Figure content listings
* Begin *

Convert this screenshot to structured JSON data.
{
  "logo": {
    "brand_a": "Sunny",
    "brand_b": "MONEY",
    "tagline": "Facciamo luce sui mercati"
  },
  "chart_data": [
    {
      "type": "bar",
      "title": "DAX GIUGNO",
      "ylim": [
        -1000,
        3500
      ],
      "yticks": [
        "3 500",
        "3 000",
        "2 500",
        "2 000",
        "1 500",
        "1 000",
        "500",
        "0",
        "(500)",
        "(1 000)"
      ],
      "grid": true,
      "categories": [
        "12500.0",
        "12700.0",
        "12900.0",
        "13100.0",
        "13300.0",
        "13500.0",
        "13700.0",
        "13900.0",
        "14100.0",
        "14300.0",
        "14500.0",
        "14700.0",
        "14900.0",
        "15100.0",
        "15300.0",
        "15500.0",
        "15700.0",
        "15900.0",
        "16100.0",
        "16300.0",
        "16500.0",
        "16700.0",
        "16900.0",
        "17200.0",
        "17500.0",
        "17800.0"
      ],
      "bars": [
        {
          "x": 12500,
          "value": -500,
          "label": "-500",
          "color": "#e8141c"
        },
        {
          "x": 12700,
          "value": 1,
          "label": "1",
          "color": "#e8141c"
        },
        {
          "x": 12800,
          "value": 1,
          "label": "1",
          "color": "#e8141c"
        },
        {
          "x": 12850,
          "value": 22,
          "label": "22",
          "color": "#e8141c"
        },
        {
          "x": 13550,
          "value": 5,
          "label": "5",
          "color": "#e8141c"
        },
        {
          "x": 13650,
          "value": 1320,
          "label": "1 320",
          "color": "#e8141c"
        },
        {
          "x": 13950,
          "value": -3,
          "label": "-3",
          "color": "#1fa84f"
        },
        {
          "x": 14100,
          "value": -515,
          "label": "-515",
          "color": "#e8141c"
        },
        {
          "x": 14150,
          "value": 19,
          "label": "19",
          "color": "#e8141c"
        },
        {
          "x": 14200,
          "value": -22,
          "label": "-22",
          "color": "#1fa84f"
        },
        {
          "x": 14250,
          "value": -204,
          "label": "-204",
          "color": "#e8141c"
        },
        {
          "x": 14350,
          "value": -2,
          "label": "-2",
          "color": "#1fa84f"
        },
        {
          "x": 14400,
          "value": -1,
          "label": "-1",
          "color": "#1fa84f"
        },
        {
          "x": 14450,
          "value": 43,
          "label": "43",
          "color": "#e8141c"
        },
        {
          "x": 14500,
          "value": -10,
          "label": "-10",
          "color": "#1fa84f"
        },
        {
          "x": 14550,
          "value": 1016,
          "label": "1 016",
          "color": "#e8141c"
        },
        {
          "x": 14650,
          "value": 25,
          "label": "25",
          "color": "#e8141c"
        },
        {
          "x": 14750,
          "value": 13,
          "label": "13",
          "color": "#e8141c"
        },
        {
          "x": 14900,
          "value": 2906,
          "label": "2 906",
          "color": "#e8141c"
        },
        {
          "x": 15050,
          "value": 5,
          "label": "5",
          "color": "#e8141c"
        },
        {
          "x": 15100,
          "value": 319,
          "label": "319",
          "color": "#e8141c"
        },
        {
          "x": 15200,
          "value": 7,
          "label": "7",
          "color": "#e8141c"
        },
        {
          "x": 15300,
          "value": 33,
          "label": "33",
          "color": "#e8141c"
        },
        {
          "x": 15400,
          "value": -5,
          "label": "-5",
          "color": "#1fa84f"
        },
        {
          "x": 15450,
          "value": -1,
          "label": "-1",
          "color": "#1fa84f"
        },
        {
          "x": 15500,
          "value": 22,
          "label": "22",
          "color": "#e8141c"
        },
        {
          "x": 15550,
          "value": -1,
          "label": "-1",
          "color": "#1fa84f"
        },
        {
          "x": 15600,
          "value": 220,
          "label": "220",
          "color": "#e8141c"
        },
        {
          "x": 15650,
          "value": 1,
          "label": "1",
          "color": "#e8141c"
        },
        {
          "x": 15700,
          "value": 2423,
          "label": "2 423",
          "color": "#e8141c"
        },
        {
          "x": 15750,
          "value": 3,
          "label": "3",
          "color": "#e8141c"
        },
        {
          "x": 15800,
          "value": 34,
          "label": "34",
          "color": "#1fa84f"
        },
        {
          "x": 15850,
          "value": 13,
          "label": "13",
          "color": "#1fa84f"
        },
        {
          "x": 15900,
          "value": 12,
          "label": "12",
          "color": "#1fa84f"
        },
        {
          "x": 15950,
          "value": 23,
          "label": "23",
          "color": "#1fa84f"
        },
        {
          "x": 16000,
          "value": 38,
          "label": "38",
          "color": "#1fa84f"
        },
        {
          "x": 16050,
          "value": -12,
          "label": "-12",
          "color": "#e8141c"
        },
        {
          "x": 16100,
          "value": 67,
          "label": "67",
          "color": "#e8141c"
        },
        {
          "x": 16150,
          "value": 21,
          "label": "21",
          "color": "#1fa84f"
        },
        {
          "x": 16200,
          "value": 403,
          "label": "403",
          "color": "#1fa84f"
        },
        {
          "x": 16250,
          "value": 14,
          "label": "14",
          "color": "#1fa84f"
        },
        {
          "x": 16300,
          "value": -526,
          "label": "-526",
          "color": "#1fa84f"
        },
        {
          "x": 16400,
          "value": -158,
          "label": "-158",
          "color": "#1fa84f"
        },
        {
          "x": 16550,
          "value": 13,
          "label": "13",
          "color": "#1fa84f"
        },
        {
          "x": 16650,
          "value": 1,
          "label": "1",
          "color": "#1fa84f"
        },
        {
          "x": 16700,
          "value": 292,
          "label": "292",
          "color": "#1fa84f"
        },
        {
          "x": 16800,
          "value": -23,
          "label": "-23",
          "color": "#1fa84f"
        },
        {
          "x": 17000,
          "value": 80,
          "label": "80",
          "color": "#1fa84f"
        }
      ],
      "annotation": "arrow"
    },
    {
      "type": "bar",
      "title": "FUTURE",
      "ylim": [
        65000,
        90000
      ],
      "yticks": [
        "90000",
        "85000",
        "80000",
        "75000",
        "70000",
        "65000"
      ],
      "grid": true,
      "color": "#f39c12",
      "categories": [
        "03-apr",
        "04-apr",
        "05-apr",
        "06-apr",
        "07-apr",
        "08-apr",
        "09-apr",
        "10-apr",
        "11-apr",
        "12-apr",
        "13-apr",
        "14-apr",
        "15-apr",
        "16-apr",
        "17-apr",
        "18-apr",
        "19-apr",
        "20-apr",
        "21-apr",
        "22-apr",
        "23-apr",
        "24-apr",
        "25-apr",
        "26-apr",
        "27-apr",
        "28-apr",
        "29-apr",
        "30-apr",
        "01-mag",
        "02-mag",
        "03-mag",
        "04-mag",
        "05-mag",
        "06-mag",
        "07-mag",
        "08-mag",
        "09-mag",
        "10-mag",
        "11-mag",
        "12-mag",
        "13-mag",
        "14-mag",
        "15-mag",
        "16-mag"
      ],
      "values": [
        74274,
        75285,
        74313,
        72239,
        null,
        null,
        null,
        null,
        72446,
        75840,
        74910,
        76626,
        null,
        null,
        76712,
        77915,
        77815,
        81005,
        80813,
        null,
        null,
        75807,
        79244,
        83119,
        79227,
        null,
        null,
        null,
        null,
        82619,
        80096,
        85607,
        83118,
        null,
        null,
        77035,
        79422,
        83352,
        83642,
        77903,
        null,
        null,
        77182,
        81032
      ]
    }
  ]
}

* End *

# What you should do
The listing above must be transcribed exactly, line by line.

# Complete answer
Convert this screenshot to structured JSON data.
{
  "logo": {
    "brand_a": "Sunny",
    "brand_b": "MONEY",
    "tagline": "Facciamo luce sui mercati"
  },
  "chart_data": [
    {
      "type": "bar",
      "title": "DAX GIUGNO",
      "ylim": [
        -1000,
        3500
      ],
      "yticks": [
        "3 500",
        "3 000",
        "2 500",
        "2 000",
        "1 500",
        "1 000",
        "500",
        "0",
        "(500)",
        "(1 000)"
      ],
      "grid": true,
      "categories": [
        "12500.0",
        "12700.0",
        "12900.0",
        "13100.0",
        "13300.0",
        "13500.0",
        "13700.0",
        "13900.0",
        "14100.0",
        "14300.0",
        "14500.0",
        "14700.0",
        "14900.0",
        "15100.0",
        "15300.0",
        "15500.0",
        "15700.0",
        "15900.0",
        "16100.0",
        "16300.0",
        "16500.0",
        "16700.0",
        "16900.0",
        "17200.0",
        "17500.0",
        "17800.0"
      ],
      "bars": [
        {
          "x": 12500,
          "value": -500,
          "label": "-500",
          "color": "#e8141c"
        },
        {
          "x": 12700,
          "value": 1,
          "label": "1",
          "color": "#e8141c"
        },
        {
          "x": 12800,
          "value": 1,
          "label": "1",
          "color": "#e8141c"
        },
        {
          "x": 12850,
          "value": 22,
          "label": "22",
          "color": "#e8141c"
        },
        {
          "x": 13550,
          "value": 5,
          "label": "5",
          "color": "#e8141c"
        },
        {
          "x": 13650,
          "value": 1320,
          "label": "1 320",
          "color": "#e8141c"
        },
        {
          "x": 13950,
          "value": -3,
          "label": "-3",
          "color": "#1fa84f"
        },
        {
          "x": 14100,
          "value": -515,
          "label": "-515",
          "color": "#e8141c"
        },
        {
          "x": 14150,
          "value": 19,
          "label": "19",
          "color": "#e8141c"
        },
        {
          "x": 14200,
          "value": -22,
          "label": "-22",
          "color": "#1fa84f"
        },
        {
          "x": 14250,
          "value": -204,
          "label": "-204",
          "color": "#e8141c"
        },
        {
          "x": 14350,
          "value": -2,
          "label": "-2",
          "color": "#1fa84f"
        },
        {
          "x": 14400,
          "value": -1,
          "label": "-1",
          "color": "#1fa84f"
        },
        {
          "x": 14450,
          "value": 43,
          "label": "43",
          "color": "#e8141c"
        },
        {
          "x": 14500,
          "value": -10,
          "label": "-10",
          "color": "#1fa84f"
        },
        {
          "x": 14550,
          "value": 1016,
          "label": "1 016",
          "color": "#e8141c"
        },
        {
          "x": 14650,
          "value": 25,
          "label": "25",
          "color": "#e8141c"
        },
        {
          "x": 14750,
          "value": 13,
          "label": "13",
          "color": "#e8141c"
        },
        {
          "x": 14900,
          "value": 2906,
          "label": "2 906",
          "color": "#e8141c"
        },
        {
          "x": 15050,
          "value": 5,
          "label": "5",
          "color": "#e8141c"
        },
        {
          "x": 15100,
          "value": 319,
          "label": "319",
          "color": "#e8141c"
        },
        {
          "x": 15200,
          "value": 7,
          "label": "7",
          "color": "#e8141c"
        },
        {
          "x": 15300,
          "value": 33,
          "label": "33",
          "color": "#e8141c"
        },
        {
          "x": 15400,
          "value": -5,
          "label": "-5",
          "color": "#1fa84f"
        },
        {
          "x": 15450,
          "value": -1,
          "label": "-1",
          "color": "#1fa84f"
        },
        {
          "x": 15500,
          "value": 22,
          "label": "22",
          "color": "#e8141c"
        },
        {
          "x": 15550,
          "value": -1,
          "label": "-1",
          "color": "#1fa84f"
        },
        {
          "x": 15600,
          "value": 220,
          "label": "220",
          "color": "#e8141c"
        },
        {
          "x": 15650,
          "value": 1,
          "label": "1",
          "color": "#e8141c"
        },
        {
          "x": 15700,
          "value": 2423,
          "label": "2 423",
          "color": "#e8141c"
        },
        {
          "x": 15750,
          "value": 3,
          "label": "3",
          "color": "#e8141c"
        },
        {
          "x": 15800,
          "value": 34,
          "label": "34",
          "color": "#1fa84f"
        },
        {
          "x": 15850,
          "value": 13,
          "label": "13",
          "color": "#1fa84f"
        },
        {
          "x": 15900,
          "value": 12,
          "label": "12",
          "color": "#1fa84f"
        },
        {
          "x": 15950,
          "value": 23,
          "label": "23",
          "color": "#1fa84f"
        },
        {
          "x": 16000,
          "value": 38,
          "label": "38",
          "color": "#1fa84f"
        },
        {
          "x": 16050,
          "value": -12,
          "label": "-12",
          "color": "#e8141c"
        },
        {
          "x": 16100,
          "value": 67,
          "label": "67",
          "color": "#e8141c"
        },
        {
          "x": 16150,
          "value": 21,
          "label": "21",
          "color": "#1fa84f"
        },
        {
          "x": 16200,
          "value": 403,
          "label": "403",
          "color": "#1fa84f"
        },
        {
          "x": 16250,
          "value": 14,
          "label": "14",
          "color": "#1fa84f"
        },
        {
          "x": 16300,
          "value": -526,
          "label": "-526",
          "color": "#1fa84f"
        },
        {
          "x": 16400,
          "value": -158,
          "label": "-158",
          "color": "#1fa84f"
        },
        {
          "x": 16550,
          "value": 13,
          "label": "13",
          "color": "#1fa84f"
        },
        {
          "x": 16650,
          "value": 1,
          "label": "1",
          "color": "#1fa84f"
        },
        {
          "x": 16700,
          "value": 292,
          "label": "292",
          "color": "#1fa84f"
        },
        {
          "x": 16800,
          "value": -23,
          "label": "-23",
          "color": "#1fa84f"
        },
        {
          "x": 17000,
          "value": 80,
          "label": "80",
          "color": "#1fa84f"
        }
      ],
      "annotation": "arrow"
    },
    {
      "type": "bar",
      "title": "FUTURE",
      "ylim": [
        65000,
        90000
      ],
      "yticks": [
        "90000",
        "85000",
        "80000",
        "75000",
        "70000",
        "65000"
      ],
      "grid": true,
      "color": "#f39c12",
      "categories": [
        "03-apr",
        "04-apr",
        "05-apr",
        "06-apr",
        "07-apr",
        "08-apr",
        "09-apr",
        "10-apr",
        "11-apr",
        "12-apr",
        "13-apr",
        "14-apr",
        "15-apr",
        "16-apr",
        "17-apr",
        "18-apr",
        "19-apr",
        "20-apr",
        "21-apr",
        "22-apr",
        "23-apr",
        "24-apr",
        "25-apr",
        "26-apr",
        "27-apr",
        "28-apr",
        "29-apr",
        "30-apr",
        "01-mag",
        "02-mag",
        "03-mag",
        "04-mag",
        "05-mag",
        "06-mag",
        "07-mag",
        "08-mag",
        "09-mag",
        "10-mag",
        "11-mag",
        "12-mag",
        "13-mag",
        "14-mag",
        "15-mag",
        "16-mag"
      ],
      "values": [
        74274,
        75285,
        74313,
        72239,
        null,
        null,
        null,
        null,
        72446,
        75840,
        74910,
        76626,
        null,
        null,
        76712,
        77915,
        77815,
        81005,
        80813,
        null,
        null,
        75807,
        79244,
        83119,
        79227,
        null,
        null,
        null,
        null,
        82619,
        80096,
        85607,
        83118,
        null,
        null,
        77035,
        79422,
        83352,
        83642,
        77903,
        null,
        null,
        77182,
        81032
      ]
    }
  ]
}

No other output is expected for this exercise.